Transcribe the entries that follow exactly as they appear, minus pictures.

-- PROVIDED ENTRIES start --

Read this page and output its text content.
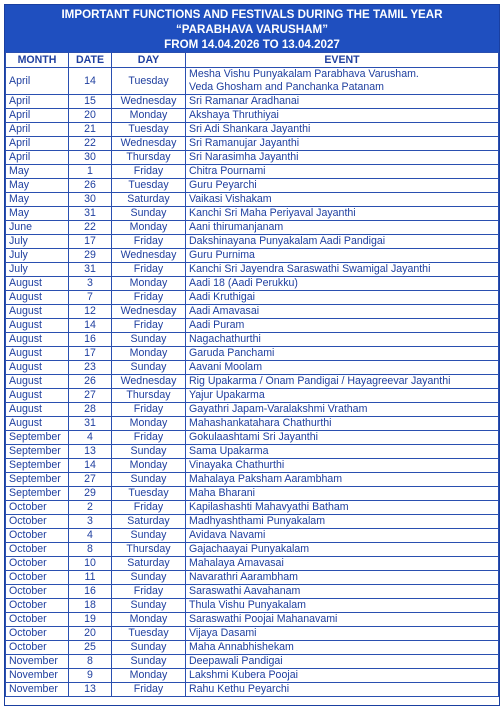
IMPORTANT FUNCTIONS AND FESTIVALS DURING THE TAMIL YEAR
“PARABHAVA VARUSHAM”
FROM 14.04.2026 TO 13.04.2027
MONTH	DATE	DAY	EVENT
April	14	Tuesday	Mesha Vishu Punyakalam Parabhava Varusham.
Veda Ghosham and Panchanka Patanam

April	15	Wednesday	Sri Ramanar Aradhanai

April	20	Monday	Akshaya Thruthiyai

April	21	Tuesday	Sri Adi Shankara Jayanthi

April	22	Wednesday	Sri Ramanujar Jayanthi

April	30	Thursday	Sri Narasimha Jayanthi

May	1	Friday	Chitra Pournami

May	26	Tuesday	Guru Peyarchi

May	30	Saturday	Vaikasi Vishakam

May	31	Sunday	Kanchi Sri Maha Periyaval Jayanthi

June	22	Monday	Aani thirumanjanam

July	17	Friday	Dakshinayana Punyakalam Aadi Pandigai

July	29	Wednesday	Guru Purnima

July	31	Friday	Kanchi Sri Jayendra Saraswathi Swamigal Jayanthi

August	3	Monday	Aadi 18 (Aadi Perukku)

August	7	Friday	Aadi Kruthigai

August	12	Wednesday	Aadi Amavasai

August	14	Friday	Aadi Puram

August	16	Sunday	Nagachathurthi

August	17	Monday	Garuda Panchami

August	23	Sunday	Aavani Moolam

August	26	Wednesday	Rig Upakarma / Onam Pandigai / Hayagreevar Jayanthi

August	27	Thursday	Yajur Upakarma

August	28	Friday	Gayathri Japam-Varalakshmi Vratham

August	31	Monday	Mahashankatahara Chathurthi

September	4	Friday	Gokulaashtami Sri Jayanthi

September	13	Sunday	Sama Upakarma

September	14	Monday	Vinayaka Chathurthi

September	27	Sunday	Mahalaya Paksham Aarambham

September	29	Tuesday	Maha Bharani

October	2	Friday	Kapilashashti Mahavyathi Batham

October	3	Saturday	Madhyashthami Punyakalam

October	4	Sunday	Avidava Navami

October	8	Thursday	Gajachaayai Punyakalam

October	10	Saturday	Mahalaya Amavasai

October	11	Sunday	Navarathri Aarambham

October	16	Friday	Saraswathi Aavahanam

October	18	Sunday	Thula Vishu Punyakalam

October	19	Monday	Saraswathi Poojai Mahanavami

October	20	Tuesday	Vijaya Dasami

October	25	Sunday	Maha Annabhishekam

November	8	Sunday	Deepawali Pandigai

November	9	Monday	Lakshmi Kubera Poojai

November	13	Friday	Rahu Kethu Peyarchi
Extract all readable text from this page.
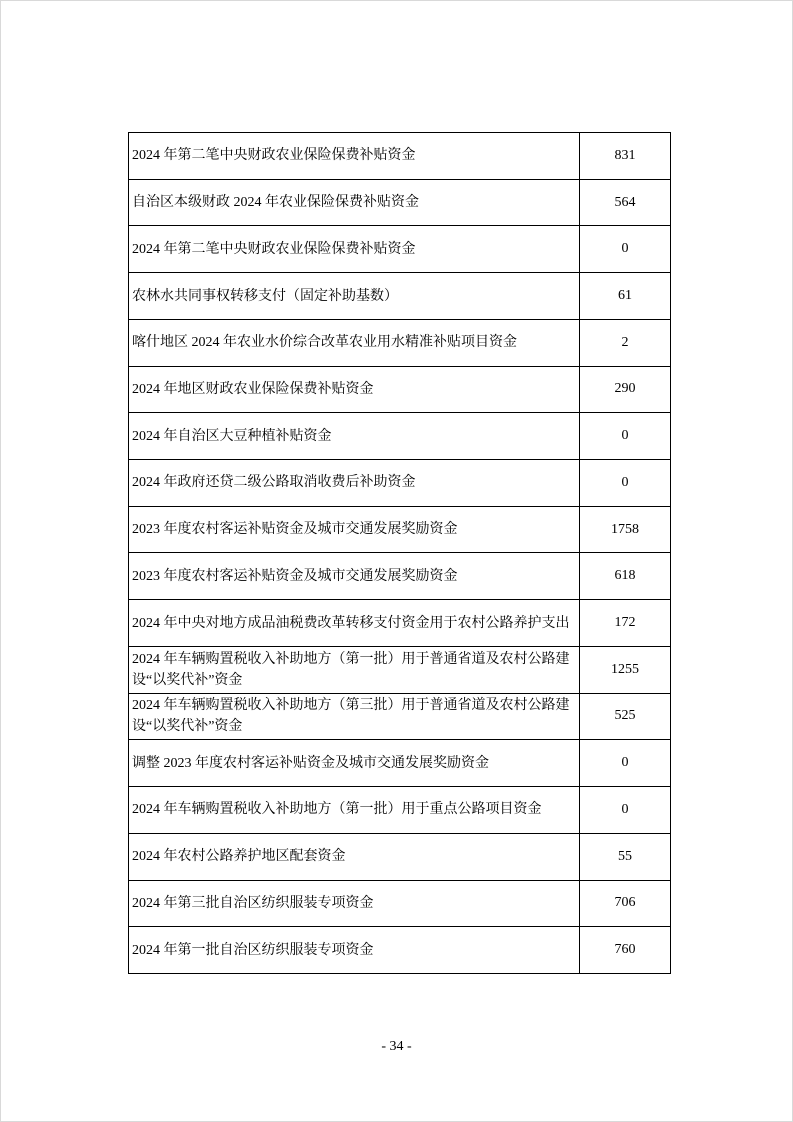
2024 年第二笔中央财政农业保险保费补贴资金	831
自治区本级财政 2024 年农业保险保费补贴资金	564
2024 年第二笔中央财政农业保险保费补贴资金	0
农林水共同事权转移支付（固定补助基数）	61
喀什地区 2024 年农业水价综合改革农业用水精准补贴项目资金	2
2024 年地区财政农业保险保费补贴资金	290
2024 年自治区大豆种植补贴资金	0
2024 年政府还贷二级公路取消收费后补助资金	0
2023 年度农村客运补贴资金及城市交通发展奖励资金	1758
2023 年度农村客运补贴资金及城市交通发展奖励资金	618
2024 年中央对地方成品油税费改革转移支付资金用于农村公路养护支出	172
2024 年车辆购置税收入补助地方（第一批）用于普通省道及农村公路建设“以奖代补”资金
1255
2024 年车辆购置税收入补助地方（第三批）用于普通省道及农村公路建设“以奖代补”资金
525
调整 2023 年度农村客运补贴资金及城市交通发展奖励资金	0
2024 年车辆购置税收入补助地方（第一批）用于重点公路项目资金	0
2024 年农村公路养护地区配套资金	55
2024 年第三批自治区纺织服装专项资金	706
2024 年第一批自治区纺织服装专项资金	760
- 34 -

-- PROVIDED ENTRIES end --

REPLY TO THE EXERCISE —
Read this page and output its text content.
IMPORTANT FUNCTIONS AND FESTIVALS DURING THE TAMIL YEAR
“PARABHAVA VARUSHAM”
FROM 14.04.2026 TO 13.04.2027
MONTH	DATE	DAY	EVENT
April	14	Tuesday	Mesha Vishu Punyakalam Parabhava Varusham.
Veda Ghosham and Panchanka Patanam

April	15	Wednesday	Sri Ramanar Aradhanai

April	20	Monday	Akshaya Thruthiyai

April	21	Tuesday	Sri Adi Shankara Jayanthi

April	22	Wednesday	Sri Ramanujar Jayanthi

April	30	Thursday	Sri Narasimha Jayanthi

May	1	Friday	Chitra Pournami

May	26	Tuesday	Guru Peyarchi

May	30	Saturday	Vaikasi Vishakam

May	31	Sunday	Kanchi Sri Maha Periyaval Jayanthi

June	22	Monday	Aani thirumanjanam

July	17	Friday	Dakshinayana Punyakalam Aadi Pandigai

July	29	Wednesday	Guru Purnima

July	31	Friday	Kanchi Sri Jayendra Saraswathi Swamigal Jayanthi

August	3	Monday	Aadi 18 (Aadi Perukku)

August	7	Friday	Aadi Kruthigai

August	12	Wednesday	Aadi Amavasai

August	14	Friday	Aadi Puram

August	16	Sunday	Nagachathurthi

August	17	Monday	Garuda Panchami

August	23	Sunday	Aavani Moolam

August	26	Wednesday	Rig Upakarma / Onam Pandigai / Hayagreevar Jayanthi

August	27	Thursday	Yajur Upakarma

August	28	Friday	Gayathri Japam-Varalakshmi Vratham

August	31	Monday	Mahashankatahara Chathurthi

September	4	Friday	Gokulaashtami Sri Jayanthi

September	13	Sunday	Sama Upakarma

September	14	Monday	Vinayaka Chathurthi

September	27	Sunday	Mahalaya Paksham Aarambham

September	29	Tuesday	Maha Bharani

October	2	Friday	Kapilashashti Mahavyathi Batham

October	3	Saturday	Madhyashthami Punyakalam

October	4	Sunday	Avidava Navami

October	8	Thursday	Gajachaayai Punyakalam

October	10	Saturday	Mahalaya Amavasai

October	11	Sunday	Navarathri Aarambham

October	16	Friday	Saraswathi Aavahanam

October	18	Sunday	Thula Vishu Punyakalam

October	19	Monday	Saraswathi Poojai Mahanavami

October	20	Tuesday	Vijaya Dasami

October	25	Sunday	Maha Annabhishekam

November	8	Sunday	Deepawali Pandigai

November	9	Monday	Lakshmi Kubera Poojai

November	13	Friday	Rahu Kethu Peyarchi
Extract all readable text from this page.
2024 年第二笔中央财政农业保险保费补贴资金	831
自治区本级财政 2024 年农业保险保费补贴资金	564
2024 年第二笔中央财政农业保险保费补贴资金	0
农林水共同事权转移支付（固定补助基数）	61
喀什地区 2024 年农业水价综合改革农业用水精准补贴项目资金	2
2024 年地区财政农业保险保费补贴资金	290
2024 年自治区大豆种植补贴资金	0
2024 年政府还贷二级公路取消收费后补助资金	0
2023 年度农村客运补贴资金及城市交通发展奖励资金	1758
2023 年度农村客运补贴资金及城市交通发展奖励资金	618
2024 年中央对地方成品油税费改革转移支付资金用于农村公路养护支出	172
2024 年车辆购置税收入补助地方（第一批）用于普通省道及农村公路建设“以奖代补”资金
1255
2024 年车辆购置税收入补助地方（第三批）用于普通省道及农村公路建设“以奖代补”资金
525
调整 2023 年度农村客运补贴资金及城市交通发展奖励资金	0
2024 年车辆购置税收入补助地方（第一批）用于重点公路项目资金	0
2024 年农村公路养护地区配套资金	55
2024 年第三批自治区纺织服装专项资金	706
2024 年第一批自治区纺织服装专项资金	760
- 34 -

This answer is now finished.